===== EXTRACTED INFORMATION =====

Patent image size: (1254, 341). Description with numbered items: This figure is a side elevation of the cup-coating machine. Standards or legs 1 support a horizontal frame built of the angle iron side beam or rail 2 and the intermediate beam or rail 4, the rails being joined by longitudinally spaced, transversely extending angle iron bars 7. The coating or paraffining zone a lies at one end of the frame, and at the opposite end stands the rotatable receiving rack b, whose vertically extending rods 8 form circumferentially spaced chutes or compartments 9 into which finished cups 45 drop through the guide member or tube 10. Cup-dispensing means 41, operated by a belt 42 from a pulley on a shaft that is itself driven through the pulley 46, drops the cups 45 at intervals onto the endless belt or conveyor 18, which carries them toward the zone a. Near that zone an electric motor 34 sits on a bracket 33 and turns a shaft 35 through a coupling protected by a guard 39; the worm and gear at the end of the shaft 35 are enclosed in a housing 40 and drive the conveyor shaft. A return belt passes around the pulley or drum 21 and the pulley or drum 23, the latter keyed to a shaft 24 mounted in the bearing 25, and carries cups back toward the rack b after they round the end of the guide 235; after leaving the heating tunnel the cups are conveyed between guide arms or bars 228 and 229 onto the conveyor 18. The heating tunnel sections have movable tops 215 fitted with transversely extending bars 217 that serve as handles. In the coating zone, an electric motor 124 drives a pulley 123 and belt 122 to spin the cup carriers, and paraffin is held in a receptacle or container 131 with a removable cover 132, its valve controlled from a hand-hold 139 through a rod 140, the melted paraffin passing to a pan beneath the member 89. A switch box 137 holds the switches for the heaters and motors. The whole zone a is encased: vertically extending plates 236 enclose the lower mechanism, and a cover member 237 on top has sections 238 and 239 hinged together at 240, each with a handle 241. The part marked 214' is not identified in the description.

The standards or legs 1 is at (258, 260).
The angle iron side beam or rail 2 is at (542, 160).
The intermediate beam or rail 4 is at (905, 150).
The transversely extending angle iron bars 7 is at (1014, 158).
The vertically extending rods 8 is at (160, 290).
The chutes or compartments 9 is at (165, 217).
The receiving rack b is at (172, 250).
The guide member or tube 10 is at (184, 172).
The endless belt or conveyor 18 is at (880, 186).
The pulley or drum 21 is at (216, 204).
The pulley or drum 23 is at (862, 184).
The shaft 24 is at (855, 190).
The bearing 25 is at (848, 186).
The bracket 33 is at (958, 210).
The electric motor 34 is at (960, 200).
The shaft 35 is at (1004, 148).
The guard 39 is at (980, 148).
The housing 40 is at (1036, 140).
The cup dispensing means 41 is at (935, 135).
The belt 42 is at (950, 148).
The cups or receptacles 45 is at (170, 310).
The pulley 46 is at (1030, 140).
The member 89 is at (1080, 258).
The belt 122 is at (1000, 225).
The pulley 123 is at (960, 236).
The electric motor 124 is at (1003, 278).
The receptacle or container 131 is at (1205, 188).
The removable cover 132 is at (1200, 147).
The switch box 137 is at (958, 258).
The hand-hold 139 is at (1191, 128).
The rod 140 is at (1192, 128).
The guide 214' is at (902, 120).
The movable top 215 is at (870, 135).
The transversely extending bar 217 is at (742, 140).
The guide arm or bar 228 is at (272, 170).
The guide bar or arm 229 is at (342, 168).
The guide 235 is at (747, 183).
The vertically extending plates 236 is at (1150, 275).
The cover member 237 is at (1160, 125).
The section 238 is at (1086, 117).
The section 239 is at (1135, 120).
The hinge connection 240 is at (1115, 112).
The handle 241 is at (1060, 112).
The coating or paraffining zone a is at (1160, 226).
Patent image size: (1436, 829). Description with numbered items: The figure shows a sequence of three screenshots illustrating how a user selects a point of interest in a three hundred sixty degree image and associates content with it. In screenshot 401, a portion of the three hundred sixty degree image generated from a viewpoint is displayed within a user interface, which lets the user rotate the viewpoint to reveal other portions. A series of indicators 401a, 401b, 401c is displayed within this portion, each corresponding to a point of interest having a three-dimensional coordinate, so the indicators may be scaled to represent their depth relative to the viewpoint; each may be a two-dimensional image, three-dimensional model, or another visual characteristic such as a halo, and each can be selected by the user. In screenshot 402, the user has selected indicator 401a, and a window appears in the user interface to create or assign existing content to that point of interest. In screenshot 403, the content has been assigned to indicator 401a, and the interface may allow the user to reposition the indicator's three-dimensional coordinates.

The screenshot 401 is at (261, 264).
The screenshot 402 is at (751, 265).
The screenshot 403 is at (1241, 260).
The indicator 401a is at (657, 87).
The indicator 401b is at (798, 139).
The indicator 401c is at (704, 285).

=====
===== EXTRACTED INFORMATION =====

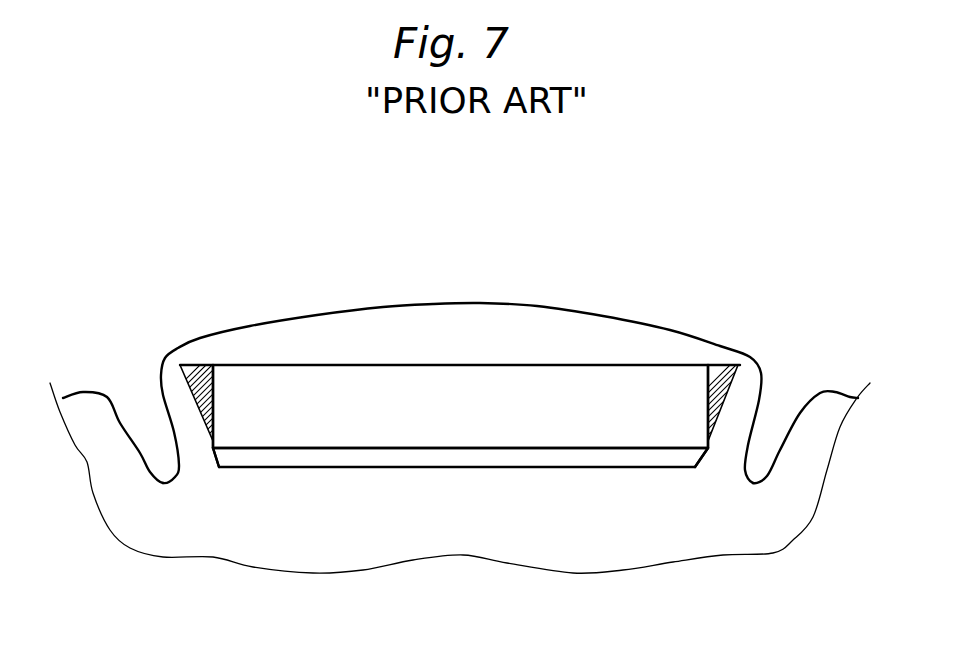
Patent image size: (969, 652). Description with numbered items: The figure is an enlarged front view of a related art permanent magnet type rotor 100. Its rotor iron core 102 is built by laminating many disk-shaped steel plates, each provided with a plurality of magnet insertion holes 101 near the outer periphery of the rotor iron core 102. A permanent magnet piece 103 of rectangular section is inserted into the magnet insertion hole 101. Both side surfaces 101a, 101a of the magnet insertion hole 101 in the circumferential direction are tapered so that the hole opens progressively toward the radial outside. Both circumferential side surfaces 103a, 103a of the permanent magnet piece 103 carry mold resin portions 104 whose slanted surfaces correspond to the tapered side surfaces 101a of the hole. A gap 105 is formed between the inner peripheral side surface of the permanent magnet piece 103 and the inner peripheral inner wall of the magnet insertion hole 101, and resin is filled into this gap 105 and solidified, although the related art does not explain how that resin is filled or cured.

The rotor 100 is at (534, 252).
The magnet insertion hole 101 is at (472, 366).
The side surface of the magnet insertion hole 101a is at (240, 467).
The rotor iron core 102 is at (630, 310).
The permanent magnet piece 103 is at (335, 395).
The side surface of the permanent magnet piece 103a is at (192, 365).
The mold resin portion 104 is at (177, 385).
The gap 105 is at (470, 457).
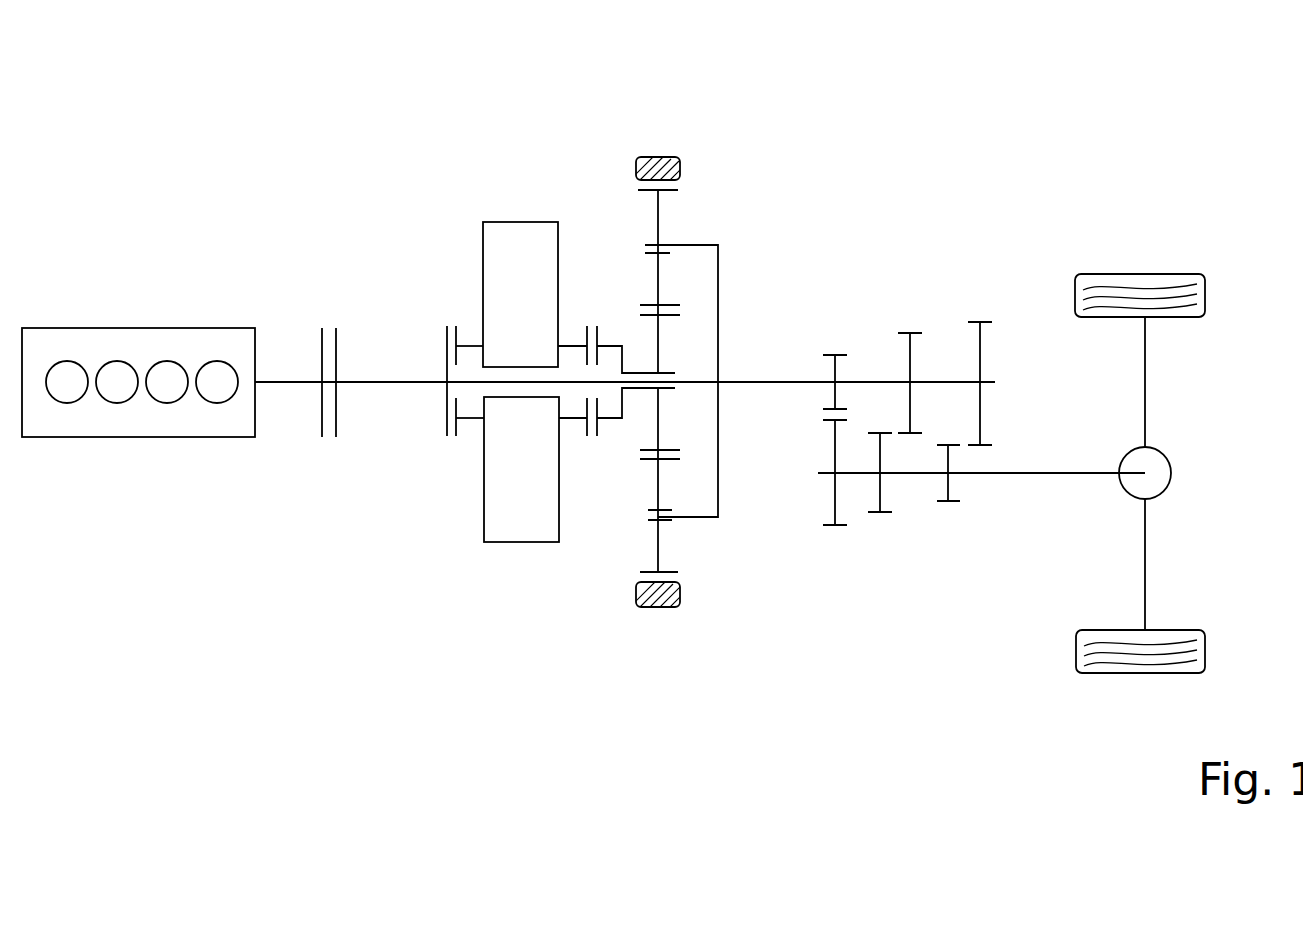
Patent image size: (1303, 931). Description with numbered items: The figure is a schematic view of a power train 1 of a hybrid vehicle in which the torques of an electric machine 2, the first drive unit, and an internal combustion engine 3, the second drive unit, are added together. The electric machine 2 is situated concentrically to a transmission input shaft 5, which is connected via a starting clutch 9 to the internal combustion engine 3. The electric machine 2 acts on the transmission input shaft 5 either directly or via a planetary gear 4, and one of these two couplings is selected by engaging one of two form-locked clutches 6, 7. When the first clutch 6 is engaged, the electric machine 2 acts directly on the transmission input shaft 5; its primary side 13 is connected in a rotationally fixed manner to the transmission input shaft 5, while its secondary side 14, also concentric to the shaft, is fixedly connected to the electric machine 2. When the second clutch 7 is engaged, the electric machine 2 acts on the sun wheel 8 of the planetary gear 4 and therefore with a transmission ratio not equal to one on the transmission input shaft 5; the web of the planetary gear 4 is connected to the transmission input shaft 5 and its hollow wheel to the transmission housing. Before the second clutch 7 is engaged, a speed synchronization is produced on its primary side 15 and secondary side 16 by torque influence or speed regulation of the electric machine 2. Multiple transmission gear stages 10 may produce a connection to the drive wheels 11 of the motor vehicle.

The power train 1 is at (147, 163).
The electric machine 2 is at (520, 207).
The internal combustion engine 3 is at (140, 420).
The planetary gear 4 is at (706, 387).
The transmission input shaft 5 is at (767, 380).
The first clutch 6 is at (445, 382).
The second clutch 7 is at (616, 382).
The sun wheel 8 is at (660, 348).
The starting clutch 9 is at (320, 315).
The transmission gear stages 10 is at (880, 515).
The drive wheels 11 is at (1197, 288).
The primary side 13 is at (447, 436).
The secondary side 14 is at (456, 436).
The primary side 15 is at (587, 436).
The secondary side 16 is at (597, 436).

=====

Reproduce the stretch from the line containing "Patent image size: (1436, 829)." through the line containing "The indicator 401c is at (704, 285).", substituting "location of interest" for every occurrence of "point of interest" and leaving all else unchanged.

Patent image size: (1436, 829). Description with numbered items: The figure shows a sequence of three screenshots illustrating how a user selects a location of interest in a three hundred sixty degree image and associates content with it. In screenshot 401, a portion of the three hundred sixty degree image generated from a viewpoint is displayed within a user interface, which lets the user rotate the viewpoint to reveal other portions. A series of indicators 401a, 401b, 401c is displayed within this portion, each corresponding to a location of interest having a three-dimensional coordinate, so the indicators may be scaled to represent their depth relative to the viewpoint; each may be a two-dimensional image, three-dimensional model, or another visual characteristic such as a halo, and each can be selected by the user. In screenshot 402, the user has selected indicator 401a, and a window appears in the user interface to create or assign existing content to that location of interest. In screenshot 403, the content has been assigned to indicator 401a, and the interface may allow the user to reposition the indicator's three-dimensional coordinates.

The screenshot 401 is at (261, 264).
The screenshot 402 is at (751, 265).
The screenshot 403 is at (1241, 260).
The indicator 401a is at (657, 87).
The indicator 401b is at (798, 139).
The indicator 401c is at (704, 285).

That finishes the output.